____ THE DATA
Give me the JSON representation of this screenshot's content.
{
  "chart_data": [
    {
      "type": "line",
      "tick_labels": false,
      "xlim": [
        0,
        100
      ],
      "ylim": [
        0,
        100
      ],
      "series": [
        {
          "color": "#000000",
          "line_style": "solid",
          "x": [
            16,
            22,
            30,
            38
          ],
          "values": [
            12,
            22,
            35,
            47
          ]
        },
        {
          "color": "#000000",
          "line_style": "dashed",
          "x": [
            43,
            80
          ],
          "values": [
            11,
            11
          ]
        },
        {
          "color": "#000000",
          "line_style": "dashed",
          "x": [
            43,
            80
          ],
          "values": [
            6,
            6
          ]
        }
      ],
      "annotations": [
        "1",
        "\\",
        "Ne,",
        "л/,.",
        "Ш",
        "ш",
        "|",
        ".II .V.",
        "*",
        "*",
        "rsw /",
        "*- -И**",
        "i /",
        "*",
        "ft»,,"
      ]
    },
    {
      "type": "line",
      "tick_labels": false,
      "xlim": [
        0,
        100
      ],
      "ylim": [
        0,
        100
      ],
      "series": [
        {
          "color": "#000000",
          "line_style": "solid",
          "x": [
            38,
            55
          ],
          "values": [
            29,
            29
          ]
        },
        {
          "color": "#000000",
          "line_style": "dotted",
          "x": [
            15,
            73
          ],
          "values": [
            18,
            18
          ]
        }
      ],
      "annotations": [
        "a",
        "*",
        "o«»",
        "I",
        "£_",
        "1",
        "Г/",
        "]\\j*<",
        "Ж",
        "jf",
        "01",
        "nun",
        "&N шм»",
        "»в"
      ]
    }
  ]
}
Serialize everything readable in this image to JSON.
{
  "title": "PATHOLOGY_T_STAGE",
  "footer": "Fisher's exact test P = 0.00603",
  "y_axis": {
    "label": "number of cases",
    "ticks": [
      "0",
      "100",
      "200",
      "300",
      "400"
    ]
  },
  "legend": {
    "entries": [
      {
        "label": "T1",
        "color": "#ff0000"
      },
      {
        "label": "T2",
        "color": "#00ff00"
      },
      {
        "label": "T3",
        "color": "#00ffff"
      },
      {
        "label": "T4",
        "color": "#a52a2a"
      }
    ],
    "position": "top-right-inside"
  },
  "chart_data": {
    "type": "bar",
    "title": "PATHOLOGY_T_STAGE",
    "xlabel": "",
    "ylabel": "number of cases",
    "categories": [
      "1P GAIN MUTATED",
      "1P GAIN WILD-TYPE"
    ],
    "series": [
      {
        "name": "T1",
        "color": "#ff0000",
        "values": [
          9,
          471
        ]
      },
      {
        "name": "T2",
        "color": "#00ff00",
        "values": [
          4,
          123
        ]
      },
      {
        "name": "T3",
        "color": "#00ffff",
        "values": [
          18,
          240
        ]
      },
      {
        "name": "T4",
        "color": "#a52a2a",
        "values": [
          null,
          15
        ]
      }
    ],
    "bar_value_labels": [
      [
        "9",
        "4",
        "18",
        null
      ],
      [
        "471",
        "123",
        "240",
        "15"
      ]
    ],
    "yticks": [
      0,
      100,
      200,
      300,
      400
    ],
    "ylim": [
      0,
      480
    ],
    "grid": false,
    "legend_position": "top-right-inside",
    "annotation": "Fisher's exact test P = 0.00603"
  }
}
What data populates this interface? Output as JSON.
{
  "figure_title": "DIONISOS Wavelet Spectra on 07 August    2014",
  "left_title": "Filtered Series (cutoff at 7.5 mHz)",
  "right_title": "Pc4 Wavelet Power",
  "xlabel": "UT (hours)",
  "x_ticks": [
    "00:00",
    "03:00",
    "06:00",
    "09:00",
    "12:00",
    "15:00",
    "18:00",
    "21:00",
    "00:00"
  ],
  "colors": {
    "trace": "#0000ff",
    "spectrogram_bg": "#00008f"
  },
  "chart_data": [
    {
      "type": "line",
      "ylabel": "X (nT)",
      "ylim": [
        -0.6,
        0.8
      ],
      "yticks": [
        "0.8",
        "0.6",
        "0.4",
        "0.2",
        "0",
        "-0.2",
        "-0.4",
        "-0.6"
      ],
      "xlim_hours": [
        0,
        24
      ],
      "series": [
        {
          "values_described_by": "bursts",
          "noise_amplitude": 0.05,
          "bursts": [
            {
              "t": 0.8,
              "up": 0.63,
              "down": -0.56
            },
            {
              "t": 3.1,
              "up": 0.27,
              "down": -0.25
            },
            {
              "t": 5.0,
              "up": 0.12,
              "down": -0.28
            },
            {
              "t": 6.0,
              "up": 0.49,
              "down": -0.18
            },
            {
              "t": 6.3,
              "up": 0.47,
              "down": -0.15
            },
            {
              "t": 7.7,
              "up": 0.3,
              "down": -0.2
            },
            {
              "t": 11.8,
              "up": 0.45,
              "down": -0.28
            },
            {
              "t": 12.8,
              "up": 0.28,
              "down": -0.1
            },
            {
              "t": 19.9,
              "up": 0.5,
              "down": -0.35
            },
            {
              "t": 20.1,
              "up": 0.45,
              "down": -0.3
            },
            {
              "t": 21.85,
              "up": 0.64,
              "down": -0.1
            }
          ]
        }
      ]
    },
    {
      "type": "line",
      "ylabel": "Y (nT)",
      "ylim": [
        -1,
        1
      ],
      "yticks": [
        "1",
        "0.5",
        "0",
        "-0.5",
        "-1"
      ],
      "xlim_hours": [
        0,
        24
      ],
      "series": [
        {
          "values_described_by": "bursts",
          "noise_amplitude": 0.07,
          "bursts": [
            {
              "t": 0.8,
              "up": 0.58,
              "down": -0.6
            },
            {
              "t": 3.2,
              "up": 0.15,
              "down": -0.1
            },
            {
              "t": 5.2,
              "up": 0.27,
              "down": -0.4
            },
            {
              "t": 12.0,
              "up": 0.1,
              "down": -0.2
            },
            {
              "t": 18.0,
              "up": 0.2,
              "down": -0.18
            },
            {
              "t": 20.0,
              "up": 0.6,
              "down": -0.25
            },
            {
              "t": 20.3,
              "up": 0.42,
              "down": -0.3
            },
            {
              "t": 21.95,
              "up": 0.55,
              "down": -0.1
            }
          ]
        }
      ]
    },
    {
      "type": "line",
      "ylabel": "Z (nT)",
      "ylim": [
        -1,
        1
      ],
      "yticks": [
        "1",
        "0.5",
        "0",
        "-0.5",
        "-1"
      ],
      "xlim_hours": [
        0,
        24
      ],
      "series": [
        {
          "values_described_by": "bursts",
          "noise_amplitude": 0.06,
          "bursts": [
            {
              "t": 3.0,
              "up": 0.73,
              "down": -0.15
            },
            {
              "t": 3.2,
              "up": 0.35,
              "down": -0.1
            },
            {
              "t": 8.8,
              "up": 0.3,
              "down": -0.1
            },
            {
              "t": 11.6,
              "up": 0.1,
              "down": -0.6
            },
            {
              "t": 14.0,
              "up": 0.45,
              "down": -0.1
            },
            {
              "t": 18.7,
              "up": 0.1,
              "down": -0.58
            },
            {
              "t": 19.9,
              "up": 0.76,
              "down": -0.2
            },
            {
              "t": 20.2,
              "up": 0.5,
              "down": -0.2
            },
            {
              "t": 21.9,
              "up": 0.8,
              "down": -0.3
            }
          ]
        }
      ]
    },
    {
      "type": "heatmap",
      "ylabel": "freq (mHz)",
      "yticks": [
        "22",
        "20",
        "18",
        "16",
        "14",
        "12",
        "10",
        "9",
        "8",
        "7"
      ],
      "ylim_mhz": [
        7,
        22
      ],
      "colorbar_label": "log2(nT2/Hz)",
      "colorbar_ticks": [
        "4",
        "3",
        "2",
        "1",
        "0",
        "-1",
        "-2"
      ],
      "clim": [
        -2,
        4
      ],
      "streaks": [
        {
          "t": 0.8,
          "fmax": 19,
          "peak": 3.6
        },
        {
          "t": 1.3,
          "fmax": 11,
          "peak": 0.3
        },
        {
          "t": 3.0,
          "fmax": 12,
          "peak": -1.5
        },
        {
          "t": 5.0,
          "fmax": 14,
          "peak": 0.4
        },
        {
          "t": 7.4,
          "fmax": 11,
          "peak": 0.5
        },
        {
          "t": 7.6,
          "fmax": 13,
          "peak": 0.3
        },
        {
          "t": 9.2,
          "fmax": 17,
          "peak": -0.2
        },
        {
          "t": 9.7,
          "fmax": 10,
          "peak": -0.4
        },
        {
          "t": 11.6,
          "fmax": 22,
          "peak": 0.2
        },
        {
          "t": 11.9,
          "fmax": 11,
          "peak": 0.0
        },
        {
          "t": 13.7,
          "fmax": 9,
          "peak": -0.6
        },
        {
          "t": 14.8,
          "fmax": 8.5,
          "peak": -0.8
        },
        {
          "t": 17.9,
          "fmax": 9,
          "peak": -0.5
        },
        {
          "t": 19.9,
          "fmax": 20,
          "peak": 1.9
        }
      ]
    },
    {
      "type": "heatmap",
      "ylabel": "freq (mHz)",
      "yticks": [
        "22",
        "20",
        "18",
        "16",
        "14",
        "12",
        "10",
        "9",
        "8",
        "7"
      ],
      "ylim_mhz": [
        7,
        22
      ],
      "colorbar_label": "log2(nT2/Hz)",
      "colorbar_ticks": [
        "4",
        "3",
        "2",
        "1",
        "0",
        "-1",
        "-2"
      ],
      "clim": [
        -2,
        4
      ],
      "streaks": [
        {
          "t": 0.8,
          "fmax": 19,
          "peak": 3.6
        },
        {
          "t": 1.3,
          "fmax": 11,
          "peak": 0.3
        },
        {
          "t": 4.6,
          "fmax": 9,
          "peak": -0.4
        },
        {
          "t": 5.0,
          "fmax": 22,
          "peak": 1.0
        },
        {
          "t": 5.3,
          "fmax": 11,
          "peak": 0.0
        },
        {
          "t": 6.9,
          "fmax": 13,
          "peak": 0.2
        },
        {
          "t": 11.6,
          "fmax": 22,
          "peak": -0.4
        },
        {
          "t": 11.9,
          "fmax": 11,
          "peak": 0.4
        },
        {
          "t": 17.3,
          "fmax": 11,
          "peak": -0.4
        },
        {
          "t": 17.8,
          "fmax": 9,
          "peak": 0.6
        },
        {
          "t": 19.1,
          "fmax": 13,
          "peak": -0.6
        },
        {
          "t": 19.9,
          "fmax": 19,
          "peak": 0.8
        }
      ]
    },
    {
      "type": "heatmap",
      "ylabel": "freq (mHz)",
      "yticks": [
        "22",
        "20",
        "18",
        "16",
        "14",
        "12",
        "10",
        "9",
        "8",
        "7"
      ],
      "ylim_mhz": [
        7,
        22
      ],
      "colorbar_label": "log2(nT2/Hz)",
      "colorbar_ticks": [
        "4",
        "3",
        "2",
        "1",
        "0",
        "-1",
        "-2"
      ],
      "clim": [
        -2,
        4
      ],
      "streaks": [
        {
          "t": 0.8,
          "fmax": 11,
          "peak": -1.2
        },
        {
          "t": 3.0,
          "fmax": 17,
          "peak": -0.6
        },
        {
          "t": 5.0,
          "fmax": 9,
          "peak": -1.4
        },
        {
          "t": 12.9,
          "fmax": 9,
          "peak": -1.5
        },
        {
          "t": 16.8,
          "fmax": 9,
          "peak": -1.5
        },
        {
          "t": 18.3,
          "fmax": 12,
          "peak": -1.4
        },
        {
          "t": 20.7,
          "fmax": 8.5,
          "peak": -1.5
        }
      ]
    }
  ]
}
________
# [REQUIRED TASK]
Copy every single line of the material above that holds "this".

# [FULL ANSWER]
Give me the JSON representation of this screenshot's content.
Serialize everything readable in this image to JSON.
What data populates this interface? Output as JSON.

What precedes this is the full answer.